◆ Problem requirements ◆
In the entries that follow, how many lines hold the string "meta"? Give only that number.

◆ Records for the exercise ◆
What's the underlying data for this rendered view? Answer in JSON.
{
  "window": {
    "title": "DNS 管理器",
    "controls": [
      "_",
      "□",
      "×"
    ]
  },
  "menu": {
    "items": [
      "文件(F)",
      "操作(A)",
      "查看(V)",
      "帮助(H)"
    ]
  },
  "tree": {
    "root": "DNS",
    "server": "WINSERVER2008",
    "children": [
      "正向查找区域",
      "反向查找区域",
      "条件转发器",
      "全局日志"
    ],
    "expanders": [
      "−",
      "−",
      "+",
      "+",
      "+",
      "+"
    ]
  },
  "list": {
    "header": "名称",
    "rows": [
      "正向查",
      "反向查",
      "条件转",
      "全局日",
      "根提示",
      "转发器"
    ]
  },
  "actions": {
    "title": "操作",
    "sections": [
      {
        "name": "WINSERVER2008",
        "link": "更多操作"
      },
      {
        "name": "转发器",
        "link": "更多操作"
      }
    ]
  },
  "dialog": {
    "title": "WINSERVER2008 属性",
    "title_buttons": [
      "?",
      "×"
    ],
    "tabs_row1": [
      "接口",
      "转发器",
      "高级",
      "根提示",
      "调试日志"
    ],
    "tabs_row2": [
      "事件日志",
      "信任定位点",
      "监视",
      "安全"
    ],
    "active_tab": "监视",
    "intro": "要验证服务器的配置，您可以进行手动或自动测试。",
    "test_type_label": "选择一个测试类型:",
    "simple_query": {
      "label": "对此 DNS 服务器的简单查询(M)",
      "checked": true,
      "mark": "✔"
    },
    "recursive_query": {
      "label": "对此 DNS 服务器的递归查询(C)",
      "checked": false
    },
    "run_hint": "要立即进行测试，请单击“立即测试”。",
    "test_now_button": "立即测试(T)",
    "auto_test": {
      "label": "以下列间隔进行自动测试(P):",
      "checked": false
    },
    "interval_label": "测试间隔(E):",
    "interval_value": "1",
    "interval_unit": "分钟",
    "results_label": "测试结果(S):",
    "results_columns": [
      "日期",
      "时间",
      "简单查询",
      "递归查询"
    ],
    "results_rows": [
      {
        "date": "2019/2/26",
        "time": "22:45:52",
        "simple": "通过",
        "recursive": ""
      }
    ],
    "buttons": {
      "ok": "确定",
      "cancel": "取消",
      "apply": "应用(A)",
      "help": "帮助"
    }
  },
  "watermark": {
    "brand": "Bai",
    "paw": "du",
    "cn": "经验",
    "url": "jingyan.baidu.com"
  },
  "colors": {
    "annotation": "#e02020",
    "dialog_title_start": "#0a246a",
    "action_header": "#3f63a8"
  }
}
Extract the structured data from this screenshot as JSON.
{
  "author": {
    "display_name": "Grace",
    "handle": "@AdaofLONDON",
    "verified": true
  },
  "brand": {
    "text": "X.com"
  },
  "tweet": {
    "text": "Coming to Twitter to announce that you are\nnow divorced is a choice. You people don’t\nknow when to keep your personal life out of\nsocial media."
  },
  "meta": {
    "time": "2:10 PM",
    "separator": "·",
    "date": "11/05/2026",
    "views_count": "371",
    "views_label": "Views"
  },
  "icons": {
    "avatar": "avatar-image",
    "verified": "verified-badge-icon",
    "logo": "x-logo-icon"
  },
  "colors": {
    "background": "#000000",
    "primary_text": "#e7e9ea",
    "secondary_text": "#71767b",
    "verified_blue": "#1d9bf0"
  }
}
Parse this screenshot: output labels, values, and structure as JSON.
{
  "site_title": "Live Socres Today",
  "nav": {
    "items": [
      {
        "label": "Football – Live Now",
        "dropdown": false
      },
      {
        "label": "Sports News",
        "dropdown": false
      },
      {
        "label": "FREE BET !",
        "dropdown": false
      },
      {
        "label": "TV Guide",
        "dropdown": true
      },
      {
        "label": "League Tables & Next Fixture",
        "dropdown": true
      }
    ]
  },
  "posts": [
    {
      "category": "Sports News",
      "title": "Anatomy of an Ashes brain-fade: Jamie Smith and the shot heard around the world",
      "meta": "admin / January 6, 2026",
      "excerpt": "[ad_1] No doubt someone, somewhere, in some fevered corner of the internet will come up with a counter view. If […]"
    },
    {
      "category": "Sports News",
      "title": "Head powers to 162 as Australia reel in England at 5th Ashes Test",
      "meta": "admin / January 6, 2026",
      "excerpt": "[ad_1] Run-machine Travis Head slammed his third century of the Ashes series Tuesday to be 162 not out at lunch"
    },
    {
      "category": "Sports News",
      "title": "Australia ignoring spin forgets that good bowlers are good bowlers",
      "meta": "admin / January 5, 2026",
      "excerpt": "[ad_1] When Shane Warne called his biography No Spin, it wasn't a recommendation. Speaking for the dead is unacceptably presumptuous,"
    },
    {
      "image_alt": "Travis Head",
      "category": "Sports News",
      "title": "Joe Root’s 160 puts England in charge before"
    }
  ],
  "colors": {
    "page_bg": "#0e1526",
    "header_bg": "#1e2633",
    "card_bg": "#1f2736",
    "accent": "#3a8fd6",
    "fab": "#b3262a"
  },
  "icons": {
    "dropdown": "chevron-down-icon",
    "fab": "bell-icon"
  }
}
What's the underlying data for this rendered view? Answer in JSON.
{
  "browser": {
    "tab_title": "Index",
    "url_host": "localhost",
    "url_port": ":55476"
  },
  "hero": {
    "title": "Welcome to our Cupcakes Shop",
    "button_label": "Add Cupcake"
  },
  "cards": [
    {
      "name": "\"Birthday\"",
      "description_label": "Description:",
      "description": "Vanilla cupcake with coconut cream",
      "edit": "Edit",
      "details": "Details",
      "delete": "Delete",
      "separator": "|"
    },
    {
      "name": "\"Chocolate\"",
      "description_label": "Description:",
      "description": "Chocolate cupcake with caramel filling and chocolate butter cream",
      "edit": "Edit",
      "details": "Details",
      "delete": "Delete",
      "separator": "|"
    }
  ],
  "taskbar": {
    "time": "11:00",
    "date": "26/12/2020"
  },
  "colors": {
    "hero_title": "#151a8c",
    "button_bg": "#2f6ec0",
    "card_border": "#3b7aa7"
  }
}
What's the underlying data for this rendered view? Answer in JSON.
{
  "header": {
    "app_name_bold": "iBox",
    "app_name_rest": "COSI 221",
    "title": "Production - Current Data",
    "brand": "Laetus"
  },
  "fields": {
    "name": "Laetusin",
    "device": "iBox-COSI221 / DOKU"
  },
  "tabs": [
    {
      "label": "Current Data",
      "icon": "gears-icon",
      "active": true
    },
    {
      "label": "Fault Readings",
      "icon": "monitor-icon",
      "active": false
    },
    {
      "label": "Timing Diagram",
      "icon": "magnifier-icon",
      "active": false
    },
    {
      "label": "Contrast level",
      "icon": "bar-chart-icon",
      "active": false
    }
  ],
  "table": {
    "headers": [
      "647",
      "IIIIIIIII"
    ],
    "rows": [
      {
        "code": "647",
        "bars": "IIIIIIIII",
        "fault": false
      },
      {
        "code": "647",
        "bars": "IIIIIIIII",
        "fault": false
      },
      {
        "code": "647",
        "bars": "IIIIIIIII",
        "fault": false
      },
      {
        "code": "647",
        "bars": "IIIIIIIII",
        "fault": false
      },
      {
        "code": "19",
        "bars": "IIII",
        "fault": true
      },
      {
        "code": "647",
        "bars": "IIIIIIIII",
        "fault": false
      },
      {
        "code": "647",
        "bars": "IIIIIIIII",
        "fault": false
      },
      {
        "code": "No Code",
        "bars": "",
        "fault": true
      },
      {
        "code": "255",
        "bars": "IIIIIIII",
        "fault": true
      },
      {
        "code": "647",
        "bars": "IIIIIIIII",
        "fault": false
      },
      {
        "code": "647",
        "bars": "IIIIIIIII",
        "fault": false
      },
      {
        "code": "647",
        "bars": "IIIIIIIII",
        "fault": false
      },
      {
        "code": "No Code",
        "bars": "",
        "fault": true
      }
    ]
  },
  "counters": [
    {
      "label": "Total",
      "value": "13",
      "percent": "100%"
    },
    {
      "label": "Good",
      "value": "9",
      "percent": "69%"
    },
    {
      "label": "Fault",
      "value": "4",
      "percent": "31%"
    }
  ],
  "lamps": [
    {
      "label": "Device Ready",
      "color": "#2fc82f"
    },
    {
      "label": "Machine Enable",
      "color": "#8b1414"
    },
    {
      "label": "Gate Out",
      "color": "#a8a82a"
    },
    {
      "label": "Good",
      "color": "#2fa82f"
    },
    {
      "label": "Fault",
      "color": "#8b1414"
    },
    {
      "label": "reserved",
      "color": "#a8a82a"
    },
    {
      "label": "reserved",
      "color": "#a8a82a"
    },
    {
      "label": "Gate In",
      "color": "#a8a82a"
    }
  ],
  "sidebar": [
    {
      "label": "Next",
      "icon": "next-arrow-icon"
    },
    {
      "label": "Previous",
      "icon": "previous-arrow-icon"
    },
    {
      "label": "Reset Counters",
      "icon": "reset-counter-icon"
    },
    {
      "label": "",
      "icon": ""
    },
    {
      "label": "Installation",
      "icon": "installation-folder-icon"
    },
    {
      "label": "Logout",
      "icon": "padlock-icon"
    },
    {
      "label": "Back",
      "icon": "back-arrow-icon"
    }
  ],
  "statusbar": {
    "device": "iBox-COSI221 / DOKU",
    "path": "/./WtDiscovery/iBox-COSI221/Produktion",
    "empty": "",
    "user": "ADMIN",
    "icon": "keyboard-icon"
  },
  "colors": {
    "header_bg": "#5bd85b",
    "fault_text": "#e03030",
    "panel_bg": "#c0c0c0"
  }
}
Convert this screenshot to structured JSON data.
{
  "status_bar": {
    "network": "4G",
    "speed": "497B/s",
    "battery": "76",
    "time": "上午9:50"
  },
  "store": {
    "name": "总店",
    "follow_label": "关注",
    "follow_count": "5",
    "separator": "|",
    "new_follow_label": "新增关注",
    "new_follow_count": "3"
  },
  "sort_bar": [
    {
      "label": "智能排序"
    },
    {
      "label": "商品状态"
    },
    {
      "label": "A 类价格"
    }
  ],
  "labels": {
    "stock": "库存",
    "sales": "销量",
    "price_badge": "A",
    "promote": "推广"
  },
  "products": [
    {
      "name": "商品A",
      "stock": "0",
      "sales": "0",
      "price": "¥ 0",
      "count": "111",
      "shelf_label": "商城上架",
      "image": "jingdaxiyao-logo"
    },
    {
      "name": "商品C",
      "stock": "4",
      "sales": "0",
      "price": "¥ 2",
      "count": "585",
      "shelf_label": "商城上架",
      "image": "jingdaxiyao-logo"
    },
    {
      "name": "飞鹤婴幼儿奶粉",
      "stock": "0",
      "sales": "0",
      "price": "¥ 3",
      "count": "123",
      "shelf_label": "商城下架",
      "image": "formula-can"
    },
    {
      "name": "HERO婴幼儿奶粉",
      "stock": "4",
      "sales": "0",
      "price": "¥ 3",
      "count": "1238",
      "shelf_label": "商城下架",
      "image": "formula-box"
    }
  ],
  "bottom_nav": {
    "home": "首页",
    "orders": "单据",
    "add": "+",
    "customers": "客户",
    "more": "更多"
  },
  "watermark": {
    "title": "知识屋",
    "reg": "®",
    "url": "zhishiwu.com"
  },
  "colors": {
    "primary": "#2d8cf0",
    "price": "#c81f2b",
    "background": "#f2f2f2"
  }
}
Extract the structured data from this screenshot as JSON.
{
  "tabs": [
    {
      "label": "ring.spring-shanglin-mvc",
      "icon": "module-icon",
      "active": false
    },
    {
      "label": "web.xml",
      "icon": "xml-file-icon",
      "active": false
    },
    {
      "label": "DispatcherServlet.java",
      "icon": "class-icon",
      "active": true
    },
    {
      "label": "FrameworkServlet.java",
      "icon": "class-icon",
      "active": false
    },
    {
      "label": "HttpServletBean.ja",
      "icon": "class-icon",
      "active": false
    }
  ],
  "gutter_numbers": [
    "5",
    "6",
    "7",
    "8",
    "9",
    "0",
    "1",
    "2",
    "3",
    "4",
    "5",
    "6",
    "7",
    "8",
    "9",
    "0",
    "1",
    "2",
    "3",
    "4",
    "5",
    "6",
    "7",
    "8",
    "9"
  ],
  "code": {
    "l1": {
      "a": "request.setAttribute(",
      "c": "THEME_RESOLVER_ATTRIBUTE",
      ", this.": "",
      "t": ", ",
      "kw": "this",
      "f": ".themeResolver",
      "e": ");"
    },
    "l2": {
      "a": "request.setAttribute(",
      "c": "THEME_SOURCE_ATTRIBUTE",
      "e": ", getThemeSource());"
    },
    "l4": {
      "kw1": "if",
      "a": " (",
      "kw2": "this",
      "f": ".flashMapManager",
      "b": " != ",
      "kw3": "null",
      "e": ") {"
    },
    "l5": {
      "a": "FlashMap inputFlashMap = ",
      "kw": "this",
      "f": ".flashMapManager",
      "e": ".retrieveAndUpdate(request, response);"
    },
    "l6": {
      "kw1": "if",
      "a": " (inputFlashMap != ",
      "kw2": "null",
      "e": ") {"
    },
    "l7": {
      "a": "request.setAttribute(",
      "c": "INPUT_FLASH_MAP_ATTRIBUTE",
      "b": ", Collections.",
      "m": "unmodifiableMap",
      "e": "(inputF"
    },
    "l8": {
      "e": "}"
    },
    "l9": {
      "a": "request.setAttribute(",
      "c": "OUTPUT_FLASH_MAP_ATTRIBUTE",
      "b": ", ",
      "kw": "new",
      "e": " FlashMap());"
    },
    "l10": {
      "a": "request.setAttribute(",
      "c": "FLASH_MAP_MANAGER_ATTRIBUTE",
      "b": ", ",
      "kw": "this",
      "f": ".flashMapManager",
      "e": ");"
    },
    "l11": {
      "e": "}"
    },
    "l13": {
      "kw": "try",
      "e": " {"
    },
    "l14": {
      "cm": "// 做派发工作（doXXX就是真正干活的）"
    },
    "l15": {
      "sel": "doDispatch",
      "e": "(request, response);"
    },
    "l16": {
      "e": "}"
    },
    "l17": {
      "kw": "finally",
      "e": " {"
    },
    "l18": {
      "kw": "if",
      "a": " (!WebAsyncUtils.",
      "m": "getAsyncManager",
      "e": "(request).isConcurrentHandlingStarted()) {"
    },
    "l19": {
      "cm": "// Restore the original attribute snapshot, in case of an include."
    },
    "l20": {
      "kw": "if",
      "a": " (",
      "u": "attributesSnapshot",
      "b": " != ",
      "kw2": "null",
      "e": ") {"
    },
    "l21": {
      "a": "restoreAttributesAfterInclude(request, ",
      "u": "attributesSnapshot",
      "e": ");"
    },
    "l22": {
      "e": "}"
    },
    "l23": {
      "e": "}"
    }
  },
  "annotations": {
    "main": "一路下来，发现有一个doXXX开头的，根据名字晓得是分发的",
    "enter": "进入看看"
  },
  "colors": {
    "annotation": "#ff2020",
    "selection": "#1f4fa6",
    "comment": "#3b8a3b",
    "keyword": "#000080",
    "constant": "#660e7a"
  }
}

◆ Task answer ◆
4